- Saved data entries

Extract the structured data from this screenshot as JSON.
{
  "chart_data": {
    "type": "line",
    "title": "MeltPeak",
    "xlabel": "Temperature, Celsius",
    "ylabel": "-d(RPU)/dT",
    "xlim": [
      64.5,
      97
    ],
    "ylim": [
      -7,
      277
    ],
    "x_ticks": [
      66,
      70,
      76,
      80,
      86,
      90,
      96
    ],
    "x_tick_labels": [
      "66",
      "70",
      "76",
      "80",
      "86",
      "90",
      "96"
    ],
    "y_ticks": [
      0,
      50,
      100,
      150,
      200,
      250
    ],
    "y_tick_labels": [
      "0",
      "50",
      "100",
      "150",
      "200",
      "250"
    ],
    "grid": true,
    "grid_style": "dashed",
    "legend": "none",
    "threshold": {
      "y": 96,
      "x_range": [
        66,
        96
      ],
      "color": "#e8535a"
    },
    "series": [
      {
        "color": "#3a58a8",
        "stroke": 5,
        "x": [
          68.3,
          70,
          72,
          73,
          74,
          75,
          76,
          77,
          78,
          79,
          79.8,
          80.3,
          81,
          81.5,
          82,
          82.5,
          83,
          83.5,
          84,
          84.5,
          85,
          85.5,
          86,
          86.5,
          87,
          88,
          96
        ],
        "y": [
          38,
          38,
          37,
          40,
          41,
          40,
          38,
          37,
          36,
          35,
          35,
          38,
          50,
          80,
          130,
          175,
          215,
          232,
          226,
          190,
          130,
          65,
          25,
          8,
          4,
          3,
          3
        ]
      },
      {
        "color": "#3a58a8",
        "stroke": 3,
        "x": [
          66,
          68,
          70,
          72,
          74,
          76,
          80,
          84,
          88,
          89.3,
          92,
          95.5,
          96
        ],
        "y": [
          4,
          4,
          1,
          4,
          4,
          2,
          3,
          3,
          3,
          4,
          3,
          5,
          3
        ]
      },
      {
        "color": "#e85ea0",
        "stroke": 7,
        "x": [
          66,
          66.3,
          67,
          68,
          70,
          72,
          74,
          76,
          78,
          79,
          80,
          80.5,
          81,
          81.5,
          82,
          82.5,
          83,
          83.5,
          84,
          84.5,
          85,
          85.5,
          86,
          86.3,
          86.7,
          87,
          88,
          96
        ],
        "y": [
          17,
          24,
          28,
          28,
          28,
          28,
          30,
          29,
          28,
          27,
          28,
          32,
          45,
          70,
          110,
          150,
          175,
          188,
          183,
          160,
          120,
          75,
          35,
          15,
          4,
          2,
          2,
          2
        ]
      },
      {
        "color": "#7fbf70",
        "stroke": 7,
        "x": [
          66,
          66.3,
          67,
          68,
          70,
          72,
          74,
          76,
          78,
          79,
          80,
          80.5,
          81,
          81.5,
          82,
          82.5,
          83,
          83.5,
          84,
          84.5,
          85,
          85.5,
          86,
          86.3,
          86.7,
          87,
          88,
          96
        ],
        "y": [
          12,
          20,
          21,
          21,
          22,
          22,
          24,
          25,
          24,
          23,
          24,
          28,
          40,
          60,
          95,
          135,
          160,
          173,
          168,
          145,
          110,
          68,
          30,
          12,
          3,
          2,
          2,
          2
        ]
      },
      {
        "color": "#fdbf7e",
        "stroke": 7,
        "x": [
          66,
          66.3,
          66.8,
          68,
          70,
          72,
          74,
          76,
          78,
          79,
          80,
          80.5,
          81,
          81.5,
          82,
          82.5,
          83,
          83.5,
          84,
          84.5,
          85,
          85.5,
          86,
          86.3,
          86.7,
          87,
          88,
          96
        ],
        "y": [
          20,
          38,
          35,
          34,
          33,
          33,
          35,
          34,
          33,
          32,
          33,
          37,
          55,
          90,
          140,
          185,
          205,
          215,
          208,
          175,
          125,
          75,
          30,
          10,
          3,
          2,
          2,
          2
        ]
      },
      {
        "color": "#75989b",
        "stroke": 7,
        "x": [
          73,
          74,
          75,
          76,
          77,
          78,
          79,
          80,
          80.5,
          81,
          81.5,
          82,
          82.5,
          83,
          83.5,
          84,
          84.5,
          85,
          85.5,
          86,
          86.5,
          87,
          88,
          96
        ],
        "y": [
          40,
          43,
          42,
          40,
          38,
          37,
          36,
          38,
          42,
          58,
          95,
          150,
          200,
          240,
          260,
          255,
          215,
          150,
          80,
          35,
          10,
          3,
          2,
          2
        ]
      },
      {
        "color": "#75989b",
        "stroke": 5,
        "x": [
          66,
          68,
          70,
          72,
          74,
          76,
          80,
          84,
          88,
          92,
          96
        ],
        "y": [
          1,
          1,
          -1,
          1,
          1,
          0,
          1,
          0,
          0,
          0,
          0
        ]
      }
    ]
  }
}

- Task objective
From the material above, copy each line that includes the word "color".

- Response for this exercise
      "color": "#e8535a"
        "color": "#3a58a8",
        "color": "#3a58a8",
        "color": "#e85ea0",
        "color": "#7fbf70",
        "color": "#fdbf7e",
        "color": "#75989b",
        "color": "#75989b",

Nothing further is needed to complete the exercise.